[Start]

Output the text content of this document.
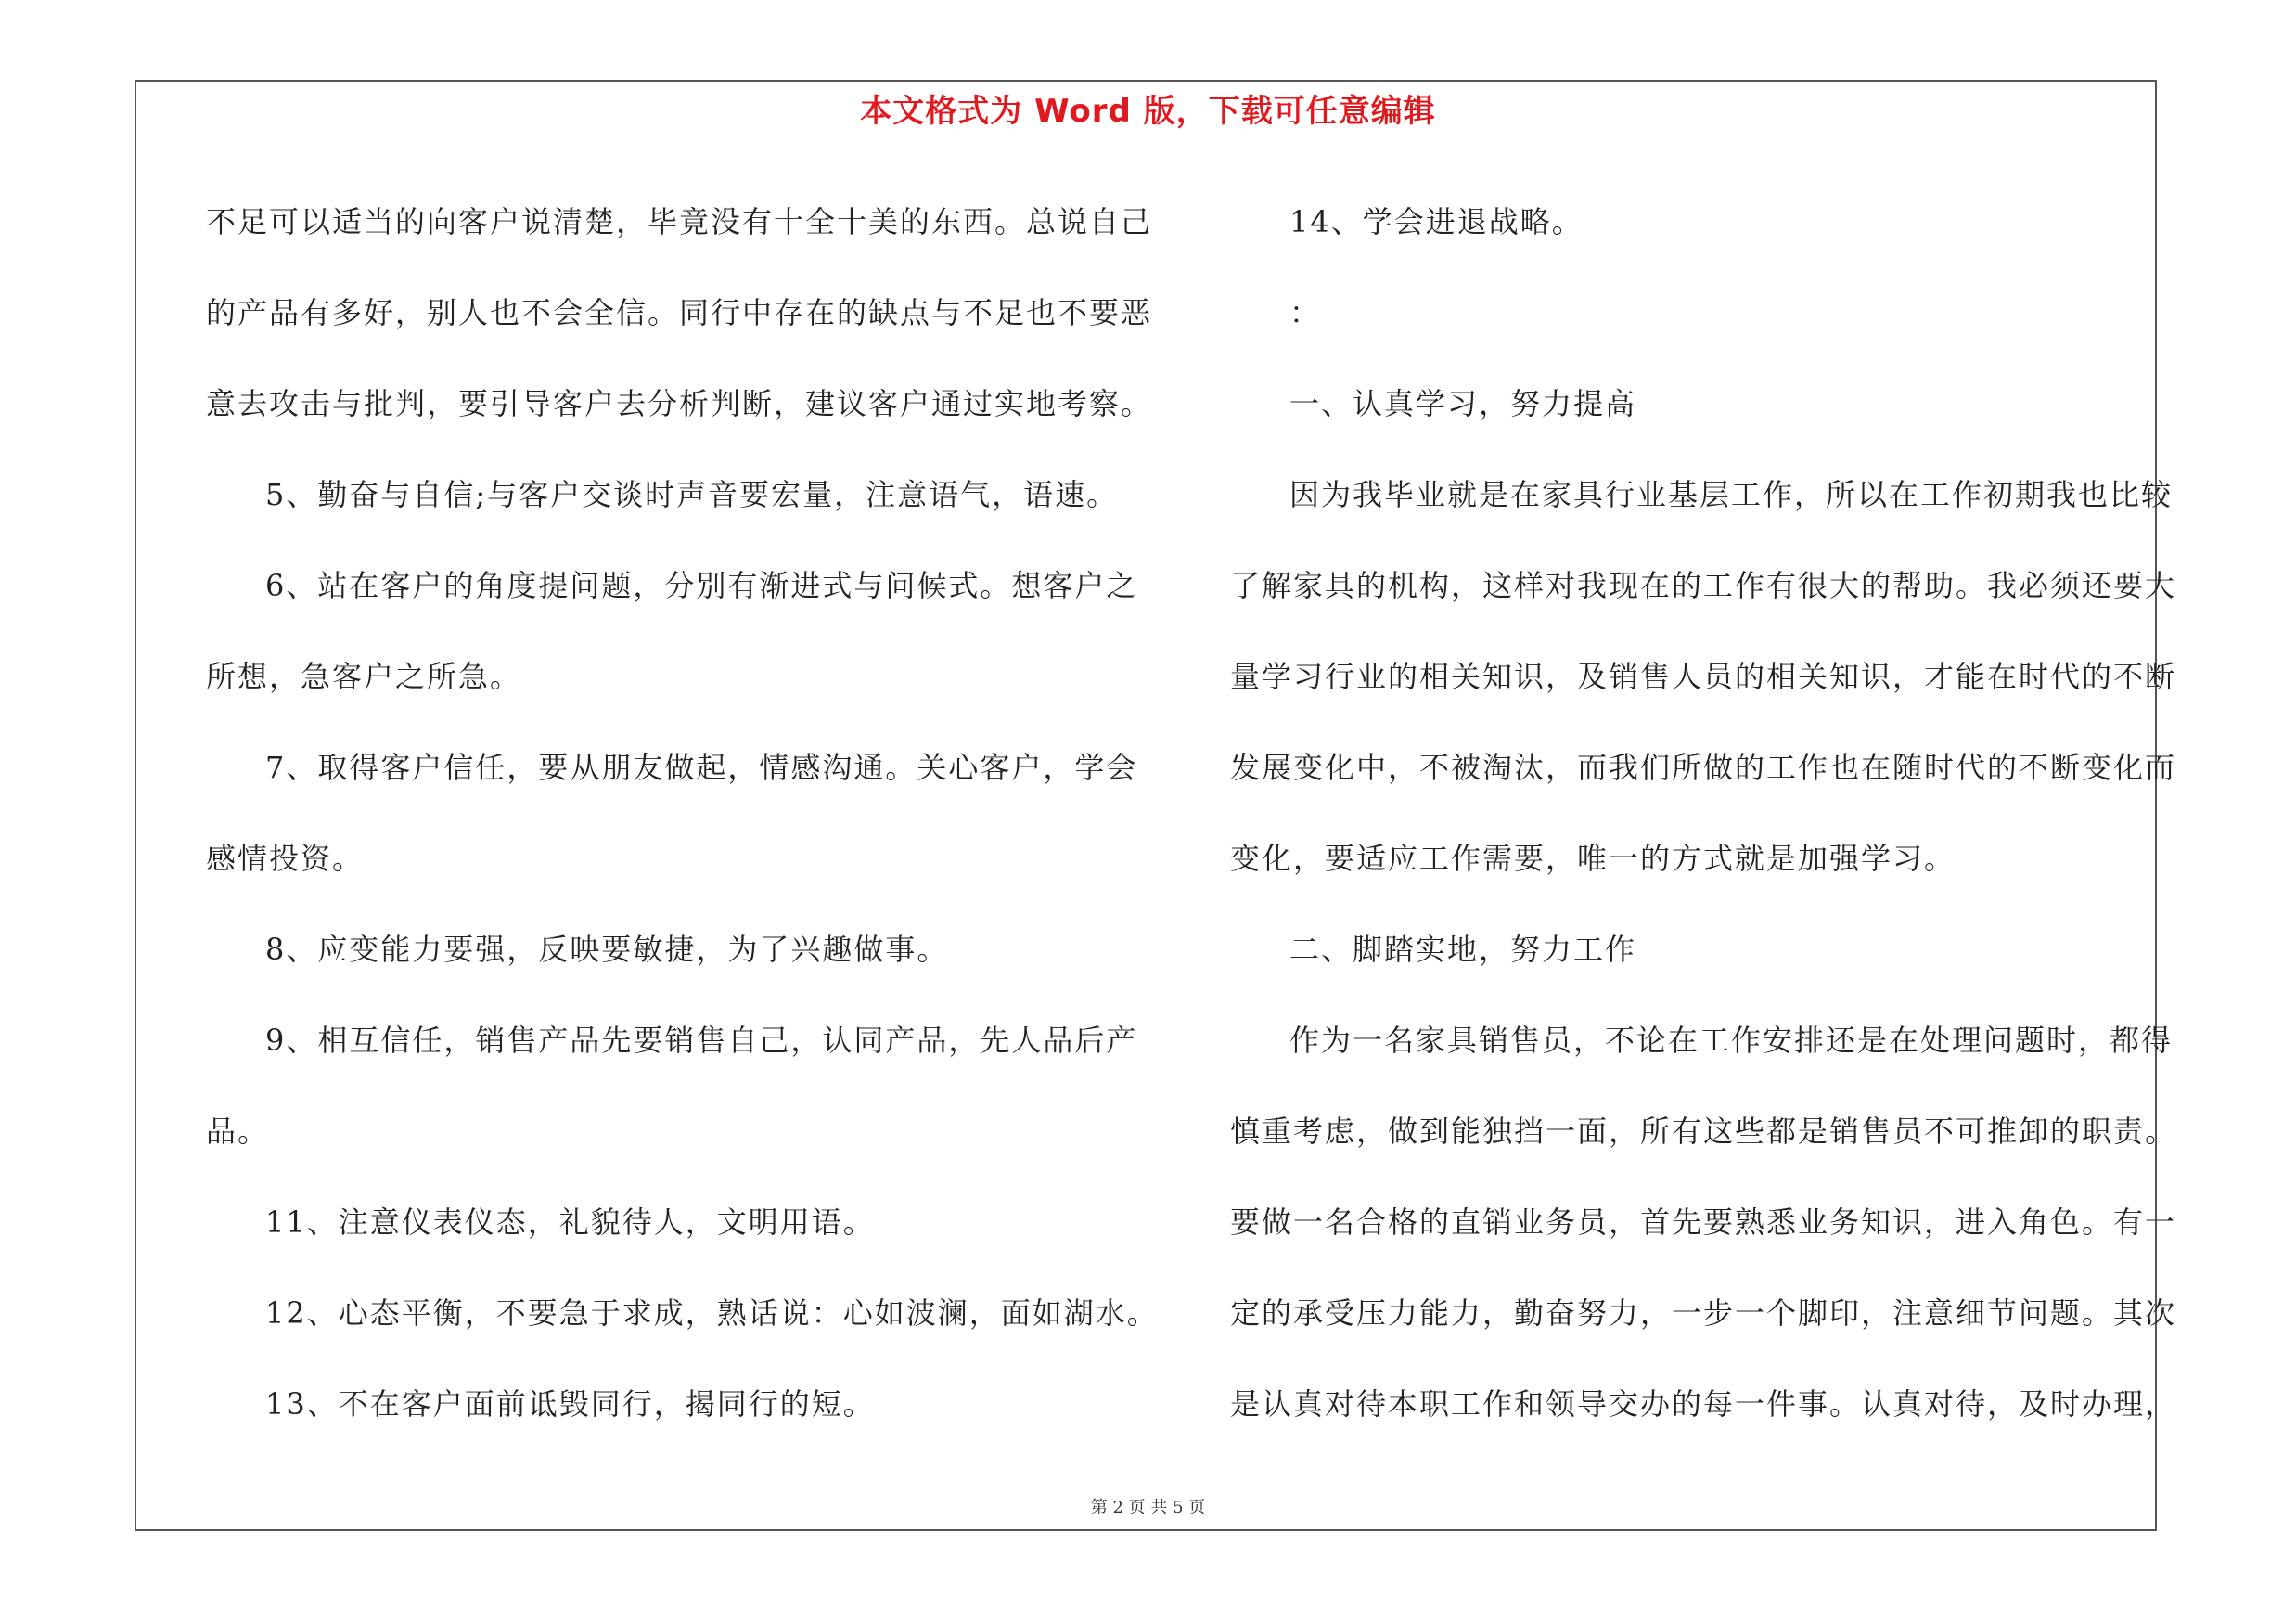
本文格式为 Word 版，下载可任意编辑
不足可以适当的向客户说清楚，毕竟没有十全十美的东西。总说自己
的产品有多好，别人也不会全信。同行中存在的缺点与不足也不要恶
意去攻击与批判，要引导客户去分析判断，建议客户通过实地考察。
5、勤奋与自信;与客户交谈时声音要宏量，注意语气，语速。
6、站在客户的角度提问题，分别有渐进式与问候式。想客户之
所想，急客户之所急。
7、取得客户信任，要从朋友做起，情感沟通。关心客户，学会
感情投资。
8、应变能力要强，反映要敏捷，为了兴趣做事。
9、相互信任，销售产品先要销售自己，认同产品，先人品后产
品。
11、注意仪表仪态，礼貌待人，文明用语。
12、心态平衡，不要急于求成，熟话说：心如波澜，面如湖水。
13、不在客户面前诋毁同行，揭同行的短。
14、学会进退战略。
：
一、认真学习，努力提高
因为我毕业就是在家具行业基层工作，所以在工作初期我也比较
了解家具的机构，这样对我现在的工作有很大的帮助。我必须还要大
量学习行业的相关知识，及销售人员的相关知识，才能在时代的不断
发展变化中，不被淘汰，而我们所做的工作也在随时代的不断变化而
变化，要适应工作需要，唯一的方式就是加强学习。
二、脚踏实地，努力工作
作为一名家具销售员，不论在工作安排还是在处理问题时，都得
慎重考虑，做到能独挡一面，所有这些都是销售员不可推卸的职责。
要做一名合格的直销业务员，首先要熟悉业务知识，进入角色。有一
定的承受压力能力，勤奋努力，一步一个脚印，注意细节问题。其次
是认真对待本职工作和领导交办的每一件事。认真对待，及时办理，
第 2 页 共 5 页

[End]

* _Task prompt_:
Copy out all the entries exactly. Images stay out of the copy.

* _Result below_:
Output the text content of this document.
本文格式为 Word 版，下载可任意编辑
不足可以适当的向客户说清楚，毕竟没有十全十美的东西。总说自己
的产品有多好，别人也不会全信。同行中存在的缺点与不足也不要恶
意去攻击与批判，要引导客户去分析判断，建议客户通过实地考察。
5、勤奋与自信;与客户交谈时声音要宏量，注意语气，语速。
6、站在客户的角度提问题，分别有渐进式与问候式。想客户之
所想，急客户之所急。
7、取得客户信任，要从朋友做起，情感沟通。关心客户，学会
感情投资。
8、应变能力要强，反映要敏捷，为了兴趣做事。
9、相互信任，销售产品先要销售自己，认同产品，先人品后产
品。
11、注意仪表仪态，礼貌待人，文明用语。
12、心态平衡，不要急于求成，熟话说：心如波澜，面如湖水。
13、不在客户面前诋毁同行，揭同行的短。
14、学会进退战略。
：
一、认真学习，努力提高
因为我毕业就是在家具行业基层工作，所以在工作初期我也比较
了解家具的机构，这样对我现在的工作有很大的帮助。我必须还要大
量学习行业的相关知识，及销售人员的相关知识，才能在时代的不断
发展变化中，不被淘汰，而我们所做的工作也在随时代的不断变化而
变化，要适应工作需要，唯一的方式就是加强学习。
二、脚踏实地，努力工作
作为一名家具销售员，不论在工作安排还是在处理问题时，都得
慎重考虑，做到能独挡一面，所有这些都是销售员不可推卸的职责。
要做一名合格的直销业务员，首先要熟悉业务知识，进入角色。有一
定的承受压力能力，勤奋努力，一步一个脚印，注意细节问题。其次
是认真对待本职工作和领导交办的每一件事。认真对待，及时办理，
第 2 页 共 5 页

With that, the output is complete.